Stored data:
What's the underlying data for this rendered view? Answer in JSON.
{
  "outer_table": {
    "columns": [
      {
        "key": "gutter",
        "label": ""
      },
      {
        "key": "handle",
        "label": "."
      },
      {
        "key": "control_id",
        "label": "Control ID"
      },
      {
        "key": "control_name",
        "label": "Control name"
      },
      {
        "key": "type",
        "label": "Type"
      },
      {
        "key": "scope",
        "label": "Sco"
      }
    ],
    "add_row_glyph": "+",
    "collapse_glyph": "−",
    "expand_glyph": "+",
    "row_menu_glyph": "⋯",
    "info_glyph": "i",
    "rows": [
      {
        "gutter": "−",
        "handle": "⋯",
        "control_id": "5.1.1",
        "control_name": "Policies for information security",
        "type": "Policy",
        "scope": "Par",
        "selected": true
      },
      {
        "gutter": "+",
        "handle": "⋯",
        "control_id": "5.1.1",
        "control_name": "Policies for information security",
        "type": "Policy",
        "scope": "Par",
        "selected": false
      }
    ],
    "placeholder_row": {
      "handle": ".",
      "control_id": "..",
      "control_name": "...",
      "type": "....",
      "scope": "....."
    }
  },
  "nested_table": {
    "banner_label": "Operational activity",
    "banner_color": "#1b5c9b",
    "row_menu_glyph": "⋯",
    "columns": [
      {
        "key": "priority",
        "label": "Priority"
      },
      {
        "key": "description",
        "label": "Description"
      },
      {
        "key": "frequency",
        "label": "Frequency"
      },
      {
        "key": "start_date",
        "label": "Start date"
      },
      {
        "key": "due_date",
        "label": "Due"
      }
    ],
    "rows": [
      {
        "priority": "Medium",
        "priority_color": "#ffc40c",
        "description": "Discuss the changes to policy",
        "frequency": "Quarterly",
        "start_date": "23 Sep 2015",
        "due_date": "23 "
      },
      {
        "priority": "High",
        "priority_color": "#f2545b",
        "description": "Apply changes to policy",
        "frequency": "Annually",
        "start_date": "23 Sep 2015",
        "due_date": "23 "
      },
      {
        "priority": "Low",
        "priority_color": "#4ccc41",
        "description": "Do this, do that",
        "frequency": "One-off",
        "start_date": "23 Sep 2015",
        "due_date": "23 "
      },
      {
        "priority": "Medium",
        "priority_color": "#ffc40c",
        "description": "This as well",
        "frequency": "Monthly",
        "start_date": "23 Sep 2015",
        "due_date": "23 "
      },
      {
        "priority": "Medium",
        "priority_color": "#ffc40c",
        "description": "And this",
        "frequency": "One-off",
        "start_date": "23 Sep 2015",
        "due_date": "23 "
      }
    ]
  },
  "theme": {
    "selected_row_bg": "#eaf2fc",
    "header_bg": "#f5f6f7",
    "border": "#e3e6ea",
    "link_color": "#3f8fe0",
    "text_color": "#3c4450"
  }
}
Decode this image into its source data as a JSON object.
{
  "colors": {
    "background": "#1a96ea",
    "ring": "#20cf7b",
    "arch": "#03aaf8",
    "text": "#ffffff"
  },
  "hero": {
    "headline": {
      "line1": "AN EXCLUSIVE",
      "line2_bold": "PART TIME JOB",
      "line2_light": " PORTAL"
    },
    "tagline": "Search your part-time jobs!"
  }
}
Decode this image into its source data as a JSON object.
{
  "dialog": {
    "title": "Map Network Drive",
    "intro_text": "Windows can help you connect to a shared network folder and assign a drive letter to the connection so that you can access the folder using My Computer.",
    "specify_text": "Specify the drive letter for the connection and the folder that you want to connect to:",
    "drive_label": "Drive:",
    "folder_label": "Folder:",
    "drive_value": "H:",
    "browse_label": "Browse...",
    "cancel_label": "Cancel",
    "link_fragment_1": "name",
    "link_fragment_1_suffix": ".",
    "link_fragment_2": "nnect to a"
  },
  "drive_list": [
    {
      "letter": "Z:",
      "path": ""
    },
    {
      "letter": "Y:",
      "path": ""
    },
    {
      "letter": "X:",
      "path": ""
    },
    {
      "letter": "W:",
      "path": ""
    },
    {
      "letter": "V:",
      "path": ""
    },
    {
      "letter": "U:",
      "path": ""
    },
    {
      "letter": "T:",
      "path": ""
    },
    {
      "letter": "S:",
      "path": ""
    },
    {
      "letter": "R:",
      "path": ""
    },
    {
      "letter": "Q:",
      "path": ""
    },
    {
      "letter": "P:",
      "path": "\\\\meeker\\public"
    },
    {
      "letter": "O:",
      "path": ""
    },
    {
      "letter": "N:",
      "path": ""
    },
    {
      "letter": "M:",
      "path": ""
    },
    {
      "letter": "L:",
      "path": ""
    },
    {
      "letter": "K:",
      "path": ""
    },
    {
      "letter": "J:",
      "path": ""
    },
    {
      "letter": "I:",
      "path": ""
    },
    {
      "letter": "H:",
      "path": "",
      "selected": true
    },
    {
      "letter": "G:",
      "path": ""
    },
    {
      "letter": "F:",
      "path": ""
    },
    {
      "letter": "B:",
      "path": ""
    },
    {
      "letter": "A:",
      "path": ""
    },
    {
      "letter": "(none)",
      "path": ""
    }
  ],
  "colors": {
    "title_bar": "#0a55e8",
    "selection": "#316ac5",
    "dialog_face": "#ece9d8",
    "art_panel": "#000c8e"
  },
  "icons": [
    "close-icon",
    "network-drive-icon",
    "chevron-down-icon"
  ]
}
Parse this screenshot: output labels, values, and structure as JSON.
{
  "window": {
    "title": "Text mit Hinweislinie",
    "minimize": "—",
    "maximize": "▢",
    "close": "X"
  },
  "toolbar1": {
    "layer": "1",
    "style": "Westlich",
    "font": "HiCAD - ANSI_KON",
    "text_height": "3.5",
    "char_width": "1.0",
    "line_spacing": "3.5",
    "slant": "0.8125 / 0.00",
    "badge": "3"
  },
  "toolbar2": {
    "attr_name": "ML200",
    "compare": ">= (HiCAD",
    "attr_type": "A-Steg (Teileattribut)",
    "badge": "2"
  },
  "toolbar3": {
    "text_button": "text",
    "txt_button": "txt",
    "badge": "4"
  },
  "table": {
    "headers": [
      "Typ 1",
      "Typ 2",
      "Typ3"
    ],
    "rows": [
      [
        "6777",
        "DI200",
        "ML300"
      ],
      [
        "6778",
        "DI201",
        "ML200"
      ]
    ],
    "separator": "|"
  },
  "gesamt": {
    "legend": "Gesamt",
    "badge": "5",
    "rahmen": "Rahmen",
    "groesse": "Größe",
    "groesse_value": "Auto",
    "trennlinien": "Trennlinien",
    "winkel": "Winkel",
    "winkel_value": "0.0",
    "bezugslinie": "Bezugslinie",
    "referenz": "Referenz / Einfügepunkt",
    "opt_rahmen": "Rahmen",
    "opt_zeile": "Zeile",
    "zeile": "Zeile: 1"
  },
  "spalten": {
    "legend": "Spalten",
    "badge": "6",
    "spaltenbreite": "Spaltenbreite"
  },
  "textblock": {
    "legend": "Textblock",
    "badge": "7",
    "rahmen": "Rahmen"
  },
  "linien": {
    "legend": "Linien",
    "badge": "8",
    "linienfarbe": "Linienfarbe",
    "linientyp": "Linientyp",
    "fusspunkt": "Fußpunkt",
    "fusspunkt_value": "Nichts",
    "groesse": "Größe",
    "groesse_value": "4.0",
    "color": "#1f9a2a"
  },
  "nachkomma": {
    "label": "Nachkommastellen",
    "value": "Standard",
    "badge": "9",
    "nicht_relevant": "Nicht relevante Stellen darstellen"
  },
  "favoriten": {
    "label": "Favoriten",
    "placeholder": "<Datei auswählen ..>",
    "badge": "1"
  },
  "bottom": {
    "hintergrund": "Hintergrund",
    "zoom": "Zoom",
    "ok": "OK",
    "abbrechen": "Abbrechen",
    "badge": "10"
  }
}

**WHAT THE TASK ASKS**
Give the number of lines in the entries above that include the string "changes". No other output is expected.

**PROBLEM SOLUTION**
2